[Start DATA TO USE]
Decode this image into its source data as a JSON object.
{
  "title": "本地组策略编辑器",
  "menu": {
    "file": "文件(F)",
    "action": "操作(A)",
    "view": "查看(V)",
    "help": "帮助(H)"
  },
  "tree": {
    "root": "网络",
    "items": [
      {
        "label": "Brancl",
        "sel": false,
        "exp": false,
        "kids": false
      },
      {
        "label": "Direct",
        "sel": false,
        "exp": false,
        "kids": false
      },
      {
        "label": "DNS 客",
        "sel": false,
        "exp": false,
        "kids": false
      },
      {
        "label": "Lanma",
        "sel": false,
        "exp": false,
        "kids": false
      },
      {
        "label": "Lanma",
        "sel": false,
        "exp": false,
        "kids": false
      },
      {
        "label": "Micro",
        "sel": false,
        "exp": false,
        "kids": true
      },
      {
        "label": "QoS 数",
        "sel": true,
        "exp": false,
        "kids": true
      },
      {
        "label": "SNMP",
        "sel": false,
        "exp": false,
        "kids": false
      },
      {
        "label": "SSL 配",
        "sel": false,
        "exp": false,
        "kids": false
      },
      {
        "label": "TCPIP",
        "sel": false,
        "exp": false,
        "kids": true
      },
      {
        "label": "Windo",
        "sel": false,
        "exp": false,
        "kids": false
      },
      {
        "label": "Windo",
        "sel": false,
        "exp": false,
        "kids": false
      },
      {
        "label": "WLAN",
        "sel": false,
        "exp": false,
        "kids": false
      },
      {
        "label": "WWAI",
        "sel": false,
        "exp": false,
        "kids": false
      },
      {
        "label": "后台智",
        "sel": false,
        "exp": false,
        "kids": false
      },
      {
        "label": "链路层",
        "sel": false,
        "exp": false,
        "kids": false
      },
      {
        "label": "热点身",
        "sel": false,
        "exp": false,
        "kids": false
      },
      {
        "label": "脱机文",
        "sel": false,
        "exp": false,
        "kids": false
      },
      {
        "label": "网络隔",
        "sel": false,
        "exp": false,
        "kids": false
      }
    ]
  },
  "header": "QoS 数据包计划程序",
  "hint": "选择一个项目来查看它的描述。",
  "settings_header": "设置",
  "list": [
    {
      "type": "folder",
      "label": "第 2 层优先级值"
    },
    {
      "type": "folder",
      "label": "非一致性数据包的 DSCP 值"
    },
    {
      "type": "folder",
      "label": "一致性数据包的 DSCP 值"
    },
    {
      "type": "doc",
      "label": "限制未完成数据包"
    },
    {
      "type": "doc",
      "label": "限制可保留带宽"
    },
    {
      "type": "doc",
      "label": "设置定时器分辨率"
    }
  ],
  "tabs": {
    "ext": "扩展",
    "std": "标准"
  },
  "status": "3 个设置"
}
[End DATA TO USE]
● **TASK DIRECTIONS**: Output every entry shown above, exactly.

● **OUTPUT OF THE TASK**:
Decode this image into its source data as a JSON object.
{
  "title": "本地组策略编辑器",
  "menu": {
    "file": "文件(F)",
    "action": "操作(A)",
    "view": "查看(V)",
    "help": "帮助(H)"
  },
  "tree": {
    "root": "网络",
    "items": [
      {
        "label": "Brancl",
        "sel": false,
        "exp": false,
        "kids": false
      },
      {
        "label": "Direct",
        "sel": false,
        "exp": false,
        "kids": false
      },
      {
        "label": "DNS 客",
        "sel": false,
        "exp": false,
        "kids": false
      },
      {
        "label": "Lanma",
        "sel": false,
        "exp": false,
        "kids": false
      },
      {
        "label": "Lanma",
        "sel": false,
        "exp": false,
        "kids": false
      },
      {
        "label": "Micro",
        "sel": false,
        "exp": false,
        "kids": true
      },
      {
        "label": "QoS 数",
        "sel": true,
        "exp": false,
        "kids": true
      },
      {
        "label": "SNMP",
        "sel": false,
        "exp": false,
        "kids": false
      },
      {
        "label": "SSL 配",
        "sel": false,
        "exp": false,
        "kids": false
      },
      {
        "label": "TCPIP",
        "sel": false,
        "exp": false,
        "kids": true
      },
      {
        "label": "Windo",
        "sel": false,
        "exp": false,
        "kids": false
      },
      {
        "label": "Windo",
        "sel": false,
        "exp": false,
        "kids": false
      },
      {
        "label": "WLAN",
        "sel": false,
        "exp": false,
        "kids": false
      },
      {
        "label": "WWAI",
        "sel": false,
        "exp": false,
        "kids": false
      },
      {
        "label": "后台智",
        "sel": false,
        "exp": false,
        "kids": false
      },
      {
        "label": "链路层",
        "sel": false,
        "exp": false,
        "kids": false
      },
      {
        "label": "热点身",
        "sel": false,
        "exp": false,
        "kids": false
      },
      {
        "label": "脱机文",
        "sel": false,
        "exp": false,
        "kids": false
      },
      {
        "label": "网络隔",
        "sel": false,
        "exp": false,
        "kids": false
      }
    ]
  },
  "header": "QoS 数据包计划程序",
  "hint": "选择一个项目来查看它的描述。",
  "settings_header": "设置",
  "list": [
    {
      "type": "folder",
      "label": "第 2 层优先级值"
    },
    {
      "type": "folder",
      "label": "非一致性数据包的 DSCP 值"
    },
    {
      "type": "folder",
      "label": "一致性数据包的 DSCP 值"
    },
    {
      "type": "doc",
      "label": "限制未完成数据包"
    },
    {
      "type": "doc",
      "label": "限制可保留带宽"
    },
    {
      "type": "doc",
      "label": "设置定时器分辨率"
    }
  ],
  "tabs": {
    "ext": "扩展",
    "std": "标准"
  },
  "status": "3 个设置"
}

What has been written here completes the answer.